**Written exercise:** Output only the lines from the one holding "Read this page and output its text content." to the end of the data below, please, copied exactly.

**Records for processing:**
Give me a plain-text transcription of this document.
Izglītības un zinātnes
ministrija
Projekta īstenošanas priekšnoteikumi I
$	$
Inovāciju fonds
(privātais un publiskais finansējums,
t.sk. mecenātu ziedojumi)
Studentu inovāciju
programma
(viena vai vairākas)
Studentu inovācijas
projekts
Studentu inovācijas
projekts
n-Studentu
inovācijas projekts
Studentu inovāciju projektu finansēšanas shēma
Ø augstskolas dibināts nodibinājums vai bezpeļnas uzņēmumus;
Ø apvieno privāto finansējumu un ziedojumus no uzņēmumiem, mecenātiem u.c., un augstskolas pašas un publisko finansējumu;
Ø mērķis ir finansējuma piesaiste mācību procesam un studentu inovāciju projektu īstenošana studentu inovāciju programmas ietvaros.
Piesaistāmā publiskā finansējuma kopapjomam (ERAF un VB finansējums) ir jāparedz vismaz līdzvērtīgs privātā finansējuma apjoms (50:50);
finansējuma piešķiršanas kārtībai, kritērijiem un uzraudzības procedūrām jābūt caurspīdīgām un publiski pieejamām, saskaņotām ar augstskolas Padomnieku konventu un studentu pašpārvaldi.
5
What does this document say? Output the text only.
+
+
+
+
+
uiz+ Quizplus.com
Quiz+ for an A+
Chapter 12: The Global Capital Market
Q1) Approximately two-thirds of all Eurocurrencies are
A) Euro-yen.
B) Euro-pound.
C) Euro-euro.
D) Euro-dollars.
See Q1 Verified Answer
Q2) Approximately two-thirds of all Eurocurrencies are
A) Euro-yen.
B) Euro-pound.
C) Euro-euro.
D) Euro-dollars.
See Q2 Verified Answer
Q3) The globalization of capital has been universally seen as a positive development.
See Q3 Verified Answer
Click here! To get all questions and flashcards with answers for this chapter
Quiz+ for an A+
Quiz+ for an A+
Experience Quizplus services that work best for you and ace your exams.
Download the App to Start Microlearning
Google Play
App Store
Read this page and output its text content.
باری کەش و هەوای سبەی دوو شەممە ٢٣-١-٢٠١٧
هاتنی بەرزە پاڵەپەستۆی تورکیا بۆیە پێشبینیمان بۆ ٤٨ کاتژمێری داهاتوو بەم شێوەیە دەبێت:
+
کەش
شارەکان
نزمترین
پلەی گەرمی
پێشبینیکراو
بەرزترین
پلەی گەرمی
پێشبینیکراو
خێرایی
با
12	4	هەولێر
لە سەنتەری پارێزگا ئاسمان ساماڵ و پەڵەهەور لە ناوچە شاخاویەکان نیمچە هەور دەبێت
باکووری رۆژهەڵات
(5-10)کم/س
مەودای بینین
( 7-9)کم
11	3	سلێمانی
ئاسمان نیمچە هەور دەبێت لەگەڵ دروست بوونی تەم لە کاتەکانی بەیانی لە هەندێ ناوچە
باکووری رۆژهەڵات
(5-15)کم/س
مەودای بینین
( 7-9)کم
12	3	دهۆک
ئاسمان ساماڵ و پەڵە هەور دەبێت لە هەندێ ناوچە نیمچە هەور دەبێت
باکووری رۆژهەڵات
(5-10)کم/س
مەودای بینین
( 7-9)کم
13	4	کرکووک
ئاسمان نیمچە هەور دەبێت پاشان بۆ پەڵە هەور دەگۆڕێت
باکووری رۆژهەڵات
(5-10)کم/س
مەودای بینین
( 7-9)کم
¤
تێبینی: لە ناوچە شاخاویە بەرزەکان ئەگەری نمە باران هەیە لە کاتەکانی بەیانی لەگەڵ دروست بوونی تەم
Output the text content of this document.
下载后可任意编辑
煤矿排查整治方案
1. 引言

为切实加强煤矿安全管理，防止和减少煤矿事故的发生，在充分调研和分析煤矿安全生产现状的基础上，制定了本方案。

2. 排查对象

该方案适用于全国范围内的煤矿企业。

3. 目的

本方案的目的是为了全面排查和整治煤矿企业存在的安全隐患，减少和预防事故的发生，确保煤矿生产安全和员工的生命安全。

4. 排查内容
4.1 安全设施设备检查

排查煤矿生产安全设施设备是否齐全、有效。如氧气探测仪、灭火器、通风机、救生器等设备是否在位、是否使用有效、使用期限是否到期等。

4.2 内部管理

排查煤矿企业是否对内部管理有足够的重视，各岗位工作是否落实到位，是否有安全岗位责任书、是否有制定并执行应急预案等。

**Solution below:**
Read this page and output its text content.
باری کەش و هەوای سبەی دوو شەممە ٢٣-١-٢٠١٧
هاتنی بەرزە پاڵەپەستۆی تورکیا بۆیە پێشبینیمان بۆ ٤٨ کاتژمێری داهاتوو بەم شێوەیە دەبێت:
+
کەش
شارەکان
نزمترین
پلەی گەرمی
پێشبینیکراو
بەرزترین
پلەی گەرمی
پێشبینیکراو
خێرایی
با
12	4	هەولێر
لە سەنتەری پارێزگا ئاسمان ساماڵ و پەڵەهەور لە ناوچە شاخاویەکان نیمچە هەور دەبێت
باکووری رۆژهەڵات
(5-10)کم/س
مەودای بینین
( 7-9)کم
11	3	سلێمانی
ئاسمان نیمچە هەور دەبێت لەگەڵ دروست بوونی تەم لە کاتەکانی بەیانی لە هەندێ ناوچە
باکووری رۆژهەڵات
(5-15)کم/س
مەودای بینین
( 7-9)کم
12	3	دهۆک
ئاسمان ساماڵ و پەڵە هەور دەبێت لە هەندێ ناوچە نیمچە هەور دەبێت
باکووری رۆژهەڵات
(5-10)کم/س
مەودای بینین
( 7-9)کم
13	4	کرکووک
ئاسمان نیمچە هەور دەبێت پاشان بۆ پەڵە هەور دەگۆڕێت
باکووری رۆژهەڵات
(5-10)کم/س
مەودای بینین
( 7-9)کم
¤
تێبینی: لە ناوچە شاخاویە بەرزەکان ئەگەری نمە باران هەیە لە کاتەکانی بەیانی لەگەڵ دروست بوونی تەم
Output the text content of this document.
下载后可任意编辑
煤矿排查整治方案
1. 引言

为切实加强煤矿安全管理，防止和减少煤矿事故的发生，在充分调研和分析煤矿安全生产现状的基础上，制定了本方案。

2. 排查对象

该方案适用于全国范围内的煤矿企业。

3. 目的

本方案的目的是为了全面排查和整治煤矿企业存在的安全隐患，减少和预防事故的发生，确保煤矿生产安全和员工的生命安全。

4. 排查内容
4.1 安全设施设备检查

排查煤矿生产安全设施设备是否齐全、有效。如氧气探测仪、灭火器、通风机、救生器等设备是否在位、是否使用有效、使用期限是否到期等。

4.2 内部管理

排查煤矿企业是否对内部管理有足够的重视，各岗位工作是否落实到位，是否有安全岗位责任书、是否有制定并执行应急预案等。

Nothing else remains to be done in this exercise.